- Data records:
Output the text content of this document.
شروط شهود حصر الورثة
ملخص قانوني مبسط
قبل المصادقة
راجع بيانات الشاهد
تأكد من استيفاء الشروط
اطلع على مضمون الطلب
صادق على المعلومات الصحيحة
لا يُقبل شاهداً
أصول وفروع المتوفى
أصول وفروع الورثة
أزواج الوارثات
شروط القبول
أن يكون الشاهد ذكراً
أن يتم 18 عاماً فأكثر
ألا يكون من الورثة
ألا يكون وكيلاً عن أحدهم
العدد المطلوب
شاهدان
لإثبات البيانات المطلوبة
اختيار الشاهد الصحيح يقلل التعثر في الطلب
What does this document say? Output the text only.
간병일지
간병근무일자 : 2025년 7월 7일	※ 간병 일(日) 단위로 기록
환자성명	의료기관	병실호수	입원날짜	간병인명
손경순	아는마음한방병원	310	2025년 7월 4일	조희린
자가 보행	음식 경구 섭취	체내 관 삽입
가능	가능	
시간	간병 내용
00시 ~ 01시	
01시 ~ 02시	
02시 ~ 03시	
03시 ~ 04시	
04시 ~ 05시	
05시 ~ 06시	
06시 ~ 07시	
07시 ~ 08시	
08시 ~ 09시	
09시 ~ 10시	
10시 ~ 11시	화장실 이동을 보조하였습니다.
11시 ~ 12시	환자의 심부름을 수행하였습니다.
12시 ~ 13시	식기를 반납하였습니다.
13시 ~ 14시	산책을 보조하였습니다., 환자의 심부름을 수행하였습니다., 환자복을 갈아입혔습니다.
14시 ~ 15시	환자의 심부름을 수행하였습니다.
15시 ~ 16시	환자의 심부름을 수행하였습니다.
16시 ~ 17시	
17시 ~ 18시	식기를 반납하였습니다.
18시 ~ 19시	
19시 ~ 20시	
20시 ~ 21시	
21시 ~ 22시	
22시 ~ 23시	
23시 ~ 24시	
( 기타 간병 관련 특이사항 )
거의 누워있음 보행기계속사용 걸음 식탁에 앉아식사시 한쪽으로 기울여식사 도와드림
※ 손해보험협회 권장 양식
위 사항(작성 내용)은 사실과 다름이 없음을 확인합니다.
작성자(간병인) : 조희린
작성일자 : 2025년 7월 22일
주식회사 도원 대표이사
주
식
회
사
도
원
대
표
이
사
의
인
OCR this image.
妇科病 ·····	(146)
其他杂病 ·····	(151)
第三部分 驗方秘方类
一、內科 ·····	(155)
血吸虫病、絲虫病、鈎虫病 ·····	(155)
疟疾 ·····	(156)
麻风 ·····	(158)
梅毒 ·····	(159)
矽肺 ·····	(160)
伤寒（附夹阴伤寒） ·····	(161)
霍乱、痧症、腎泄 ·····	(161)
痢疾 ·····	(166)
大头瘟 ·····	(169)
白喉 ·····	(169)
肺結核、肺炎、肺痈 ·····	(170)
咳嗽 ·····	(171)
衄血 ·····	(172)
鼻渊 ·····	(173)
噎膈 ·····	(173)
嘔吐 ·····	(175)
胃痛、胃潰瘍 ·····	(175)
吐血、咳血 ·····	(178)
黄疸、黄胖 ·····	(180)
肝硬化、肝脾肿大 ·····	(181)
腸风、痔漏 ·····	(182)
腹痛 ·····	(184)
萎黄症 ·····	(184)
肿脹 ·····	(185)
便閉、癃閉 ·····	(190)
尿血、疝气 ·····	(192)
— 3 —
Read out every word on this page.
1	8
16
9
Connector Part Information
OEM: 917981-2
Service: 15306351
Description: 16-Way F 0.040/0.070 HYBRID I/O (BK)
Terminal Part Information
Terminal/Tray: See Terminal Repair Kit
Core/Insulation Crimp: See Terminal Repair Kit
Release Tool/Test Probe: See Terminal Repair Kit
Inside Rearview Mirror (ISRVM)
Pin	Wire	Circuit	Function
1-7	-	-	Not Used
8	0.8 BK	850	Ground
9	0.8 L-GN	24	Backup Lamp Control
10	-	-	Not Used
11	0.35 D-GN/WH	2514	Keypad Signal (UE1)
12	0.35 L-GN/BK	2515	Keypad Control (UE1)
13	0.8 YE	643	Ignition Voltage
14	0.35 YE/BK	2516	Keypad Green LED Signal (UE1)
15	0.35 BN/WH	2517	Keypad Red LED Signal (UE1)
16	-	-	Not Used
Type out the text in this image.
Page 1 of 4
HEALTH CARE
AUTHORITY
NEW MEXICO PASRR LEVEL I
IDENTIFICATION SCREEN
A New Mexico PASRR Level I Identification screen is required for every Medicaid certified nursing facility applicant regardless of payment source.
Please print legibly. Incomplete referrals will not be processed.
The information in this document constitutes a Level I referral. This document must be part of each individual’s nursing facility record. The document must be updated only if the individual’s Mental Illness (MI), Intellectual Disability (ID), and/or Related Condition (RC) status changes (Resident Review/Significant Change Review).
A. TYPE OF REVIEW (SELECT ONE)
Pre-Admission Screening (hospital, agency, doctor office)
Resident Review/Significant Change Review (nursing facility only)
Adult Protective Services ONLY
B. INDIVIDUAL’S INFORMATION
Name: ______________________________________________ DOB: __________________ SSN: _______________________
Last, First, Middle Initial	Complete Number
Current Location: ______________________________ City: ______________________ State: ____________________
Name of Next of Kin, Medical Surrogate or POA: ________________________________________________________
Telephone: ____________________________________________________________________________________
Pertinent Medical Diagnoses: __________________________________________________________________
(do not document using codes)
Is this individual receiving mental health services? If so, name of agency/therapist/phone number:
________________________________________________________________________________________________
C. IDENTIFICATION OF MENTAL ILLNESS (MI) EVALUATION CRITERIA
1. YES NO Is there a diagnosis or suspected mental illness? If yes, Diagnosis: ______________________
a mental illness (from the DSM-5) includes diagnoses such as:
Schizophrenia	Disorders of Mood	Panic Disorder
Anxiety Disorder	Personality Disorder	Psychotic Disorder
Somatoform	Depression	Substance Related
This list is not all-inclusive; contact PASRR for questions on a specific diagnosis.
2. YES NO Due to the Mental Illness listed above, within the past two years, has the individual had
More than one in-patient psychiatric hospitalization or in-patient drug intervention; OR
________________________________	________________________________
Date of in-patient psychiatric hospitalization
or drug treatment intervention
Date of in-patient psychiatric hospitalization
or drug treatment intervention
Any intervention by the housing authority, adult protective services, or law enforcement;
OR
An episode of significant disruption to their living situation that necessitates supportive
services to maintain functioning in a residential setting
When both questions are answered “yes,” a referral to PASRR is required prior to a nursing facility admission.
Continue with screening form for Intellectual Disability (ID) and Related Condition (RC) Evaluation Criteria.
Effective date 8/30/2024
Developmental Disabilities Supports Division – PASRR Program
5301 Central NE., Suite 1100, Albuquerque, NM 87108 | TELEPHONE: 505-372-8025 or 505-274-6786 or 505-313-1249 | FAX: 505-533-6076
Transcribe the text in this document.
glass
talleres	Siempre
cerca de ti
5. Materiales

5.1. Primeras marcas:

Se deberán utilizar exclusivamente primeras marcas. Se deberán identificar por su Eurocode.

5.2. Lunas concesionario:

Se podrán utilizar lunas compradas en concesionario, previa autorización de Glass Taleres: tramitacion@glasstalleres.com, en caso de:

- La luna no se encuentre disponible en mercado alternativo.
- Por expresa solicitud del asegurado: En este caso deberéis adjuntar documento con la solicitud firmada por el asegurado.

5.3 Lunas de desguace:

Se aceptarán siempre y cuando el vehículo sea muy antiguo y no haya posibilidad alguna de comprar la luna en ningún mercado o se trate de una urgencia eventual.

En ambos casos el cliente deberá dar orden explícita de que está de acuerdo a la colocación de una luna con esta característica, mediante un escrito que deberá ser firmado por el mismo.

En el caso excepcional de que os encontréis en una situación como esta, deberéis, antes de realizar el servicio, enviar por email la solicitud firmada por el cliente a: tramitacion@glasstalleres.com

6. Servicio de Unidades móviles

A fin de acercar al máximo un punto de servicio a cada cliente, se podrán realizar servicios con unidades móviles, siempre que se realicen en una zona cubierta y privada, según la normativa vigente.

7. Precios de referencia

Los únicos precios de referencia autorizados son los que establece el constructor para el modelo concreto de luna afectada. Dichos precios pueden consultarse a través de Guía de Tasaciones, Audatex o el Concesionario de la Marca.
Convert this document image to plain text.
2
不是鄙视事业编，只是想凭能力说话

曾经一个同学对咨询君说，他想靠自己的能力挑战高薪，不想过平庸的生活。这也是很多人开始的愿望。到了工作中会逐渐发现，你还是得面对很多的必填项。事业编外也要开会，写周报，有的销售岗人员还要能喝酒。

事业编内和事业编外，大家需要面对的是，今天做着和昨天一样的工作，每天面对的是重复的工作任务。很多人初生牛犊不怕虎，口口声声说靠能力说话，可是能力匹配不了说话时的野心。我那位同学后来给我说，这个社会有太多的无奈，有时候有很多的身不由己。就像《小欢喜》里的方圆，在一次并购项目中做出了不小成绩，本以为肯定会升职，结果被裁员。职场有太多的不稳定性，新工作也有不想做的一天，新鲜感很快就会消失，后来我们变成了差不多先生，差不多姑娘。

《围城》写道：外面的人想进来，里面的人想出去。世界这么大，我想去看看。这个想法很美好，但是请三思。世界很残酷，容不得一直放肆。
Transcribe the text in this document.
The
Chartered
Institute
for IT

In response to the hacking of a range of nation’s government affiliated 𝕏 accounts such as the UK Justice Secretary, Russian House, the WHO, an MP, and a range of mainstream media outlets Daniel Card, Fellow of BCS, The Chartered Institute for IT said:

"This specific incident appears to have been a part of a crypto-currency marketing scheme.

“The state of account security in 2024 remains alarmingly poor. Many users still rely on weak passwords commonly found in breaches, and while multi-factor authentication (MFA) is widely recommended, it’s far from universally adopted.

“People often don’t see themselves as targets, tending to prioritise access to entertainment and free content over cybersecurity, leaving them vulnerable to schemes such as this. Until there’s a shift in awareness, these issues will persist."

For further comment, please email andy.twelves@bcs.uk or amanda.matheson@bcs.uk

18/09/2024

- STATED EXERCISE: Copy every line in the listing above where the string "diagnosis" turns up.

- ANSWER BELOW:
1. YES NO Is there a diagnosis or suspected mental illness? If yes, Diagnosis: ______________________
This list is not all-inclusive; contact PASRR for questions on a specific diagnosis.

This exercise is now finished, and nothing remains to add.